EXERCISE DETAILS - In which lines of the data does the string "aldrig" appear? Copy every one.
Start of DATA SHOWN
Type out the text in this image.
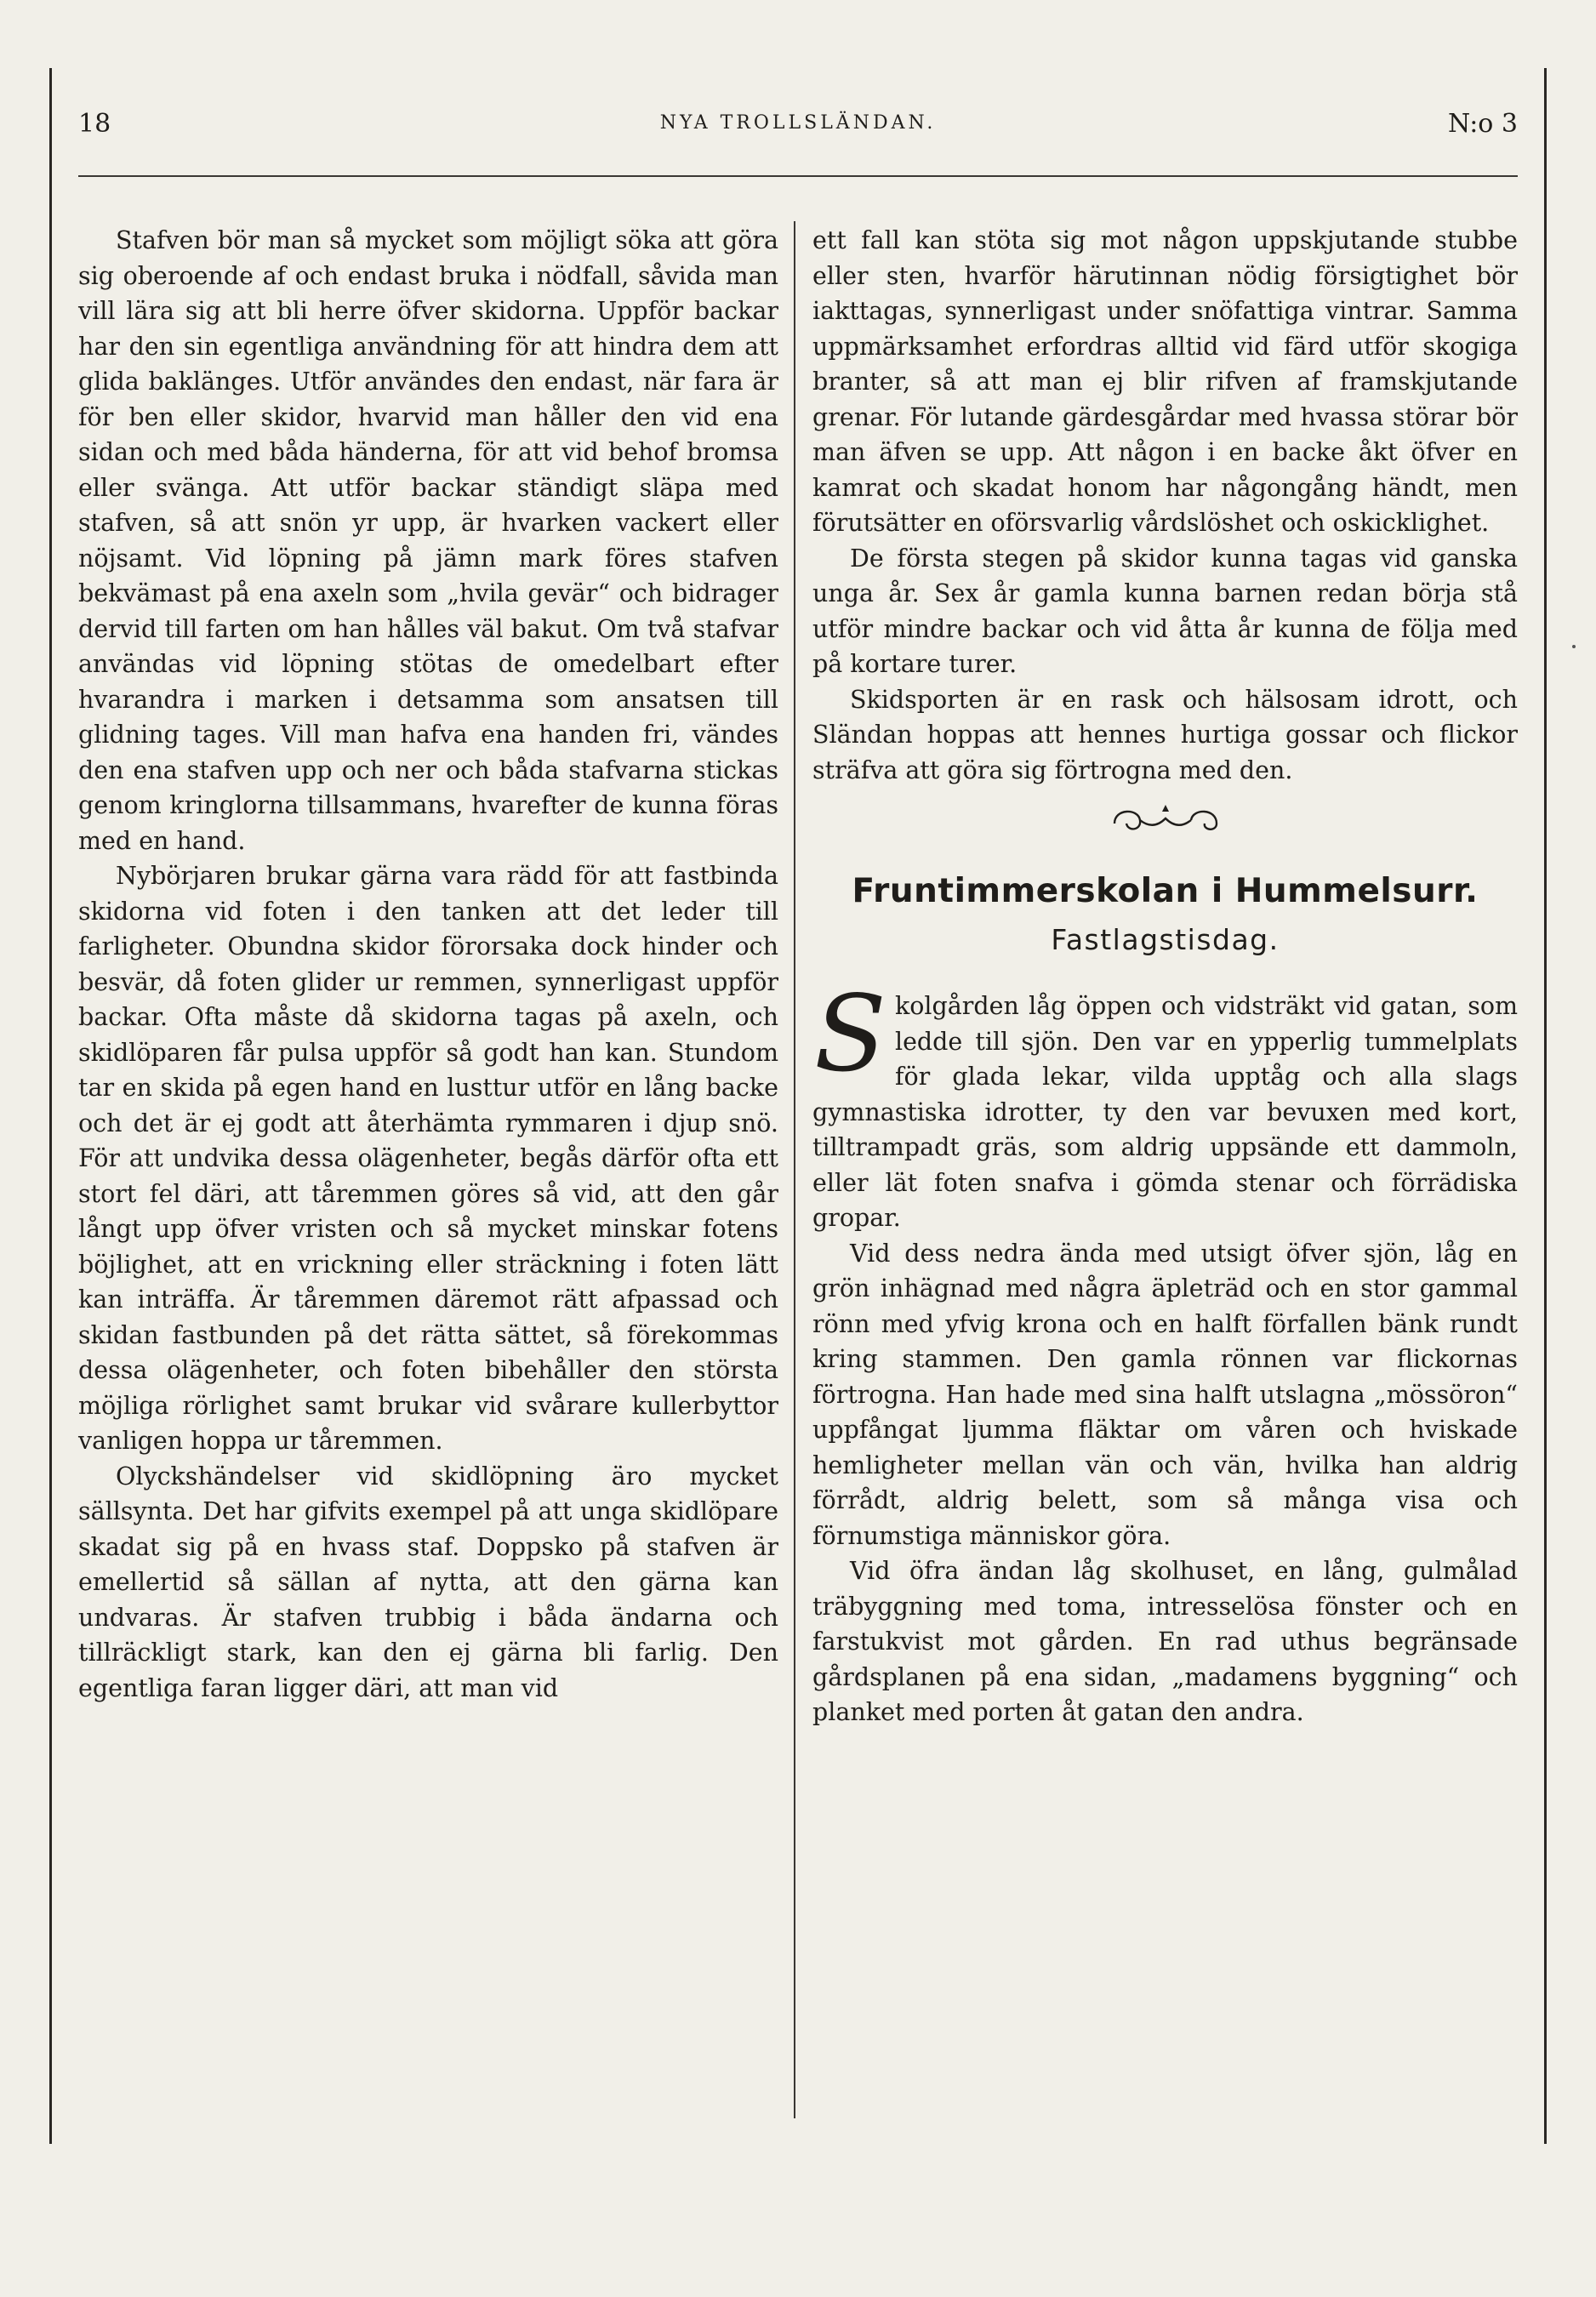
18	NYA TROLLSLÄNDAN.	N:o 3

Stafven bör man så mycket som möjligt söka att göra sig oberoende af och endast bruka i nödfall, såvida man vill lära sig att bli herre öfver skidorna. Uppför backar har den sin egentliga användning för att hindra dem att glida baklänges. Utför användes den endast, när fara är för ben eller skidor, hvarvid man håller den vid ena sidan och med båda händerna, för att vid behof bromsa eller svänga. Att utför backar ständigt släpa med stafven, så att snön yr upp, är hvarken vackert eller nöjsamt. Vid löpning på jämn mark föres stafven bekvämast på ena axeln som „hvila gevär“ och bidrager dervid till farten om han hålles väl bakut. Om två stafvar användas vid löpning stötas de omedelbart efter hvarandra i marken i detsamma som ansatsen till glidning tages. Vill man hafva ena handen fri, vändes den ena stafven upp och ner och båda stafvarna stickas genom kringlorna tillsammans, hvarefter de kunna föras med en hand.

Nybörjaren brukar gärna vara rädd för att fastbinda skidorna vid foten i den tanken att det leder till farligheter. Obundna skidor förorsaka dock hinder och besvär, då foten glider ur remmen, synnerligast uppför backar. Ofta måste då skidorna tagas på axeln, och skidlöparen får pulsa uppför så godt han kan. Stundom tar en skida på egen hand en lusttur utför en lång backe och det är ej godt att återhämta rymmaren i djup snö. För att undvika dessa olägenheter, begås därför ofta ett stort fel däri, att tåremmen göres så vid, att den går långt upp öfver vristen och så mycket minskar fotens böjlighet, att en vrickning eller sträckning i foten lätt kan inträffa. Är tåremmen däremot rätt afpassad och skidan fastbunden på det rätta sättet, så förekommas dessa olägenheter, och foten bibehåller den största möjliga rörlighet samt brukar vid svårare kullerbyttor vanligen hoppa ur tåremmen.

Olyckshändelser vid skidlöpning äro mycket sällsynta. Det har gifvits exempel på att unga skidlöpare skadat sig på en hvass staf. Doppsko på stafven är emellertid så sällan af nytta, att den gärna kan undvaras. Är stafven trubbig i båda ändarna och tillräckligt stark, kan den ej gärna bli farlig. Den egentliga faran ligger däri, att man vid

ett fall kan stöta sig mot någon uppskjutande stubbe eller sten, hvarför härutinnan nödig försigtighet bör iakttagas, synnerligast under snöfattiga vintrar. Samma uppmärksamhet erfordras alltid vid färd utför skogiga branter, så att man ej blir rifven af framskjutande grenar. För lutande gärdesgårdar med hvassa störar bör man äfven se upp. Att någon i en backe åkt öfver en kamrat och skadat honom har någongång händt, men förutsätter en oförsvarlig vårdslöshet och oskicklighet.

De första stegen på skidor kunna tagas vid ganska unga år. Sex år gamla kunna barnen redan börja stå utför mindre backar och vid åtta år kunna de följa med på kortare turer.

Skidsporten är en rask och hälsosam idrott, och Sländan hoppas att hennes hurtiga gossar och flickor sträfva att göra sig förtrogna med den.

Fruntimmerskolan i Hummelsurr.
Fastlagstisdag.

Skolgården låg öppen och vidsträkt vid gatan, som ledde till sjön. Den var en ypperlig tummelplats för glada lekar, vilda upptåg och alla slags gymnastiska idrotter, ty den var bevuxen med kort, tilltrampadt gräs, som aldrig uppsände ett dammoln, eller lät foten snafva i gömda stenar och förrädiska gropar.

Vid dess nedra ända med utsigt öfver sjön, låg en grön inhägnad med några äpleträd och en stor gammal rönn med yfvig krona och en halft förfallen bänk rundt kring stammen. Den gamla rönnen var flickornas förtrogna. Han hade med sina halft utslagna „mössöron“ uppfångat ljumma fläktar om våren och hviskade hemligheter mellan vän och vän, hvilka han aldrig förrådt, aldrig belett, som så många visa och förnumstiga människor göra.

Vid öfra ändan låg skolhuset, en lång, gulmålad träbyggning med toma, intresselösa fönster och en farstukvist mot gården. En rad uthus begränsade gårdsplanen på ena sidan, „madamens byggning“ och planket med porten åt gatan den andra.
End of DATA SHOWN
FINAL ANSWER -
Skolgården låg öppen och vidsträkt vid gatan, som ledde till sjön. Den var en ypperlig tummelplats för glada lekar, vilda upptåg och alla slags gymnastiska idrotter, ty den var bevuxen med kort, tilltrampadt gräs, som aldrig uppsände ett dammoln, eller lät foten snafva i gömda stenar och förrädiska gropar.
Vid dess nedra ända med utsigt öfver sjön, låg en grön inhägnad med några äpleträd och en stor gammal rönn med yfvig krona och en halft förfallen bänk rundt kring stammen. Den gamla rönnen var flickornas förtrogna. Han hade med sina halft utslagna „mössöron“ uppfångat ljumma fläktar om våren och hviskade hemligheter mellan vän och vän, hvilka han aldrig förrådt, aldrig belett, som så många visa och förnumstiga människor göra.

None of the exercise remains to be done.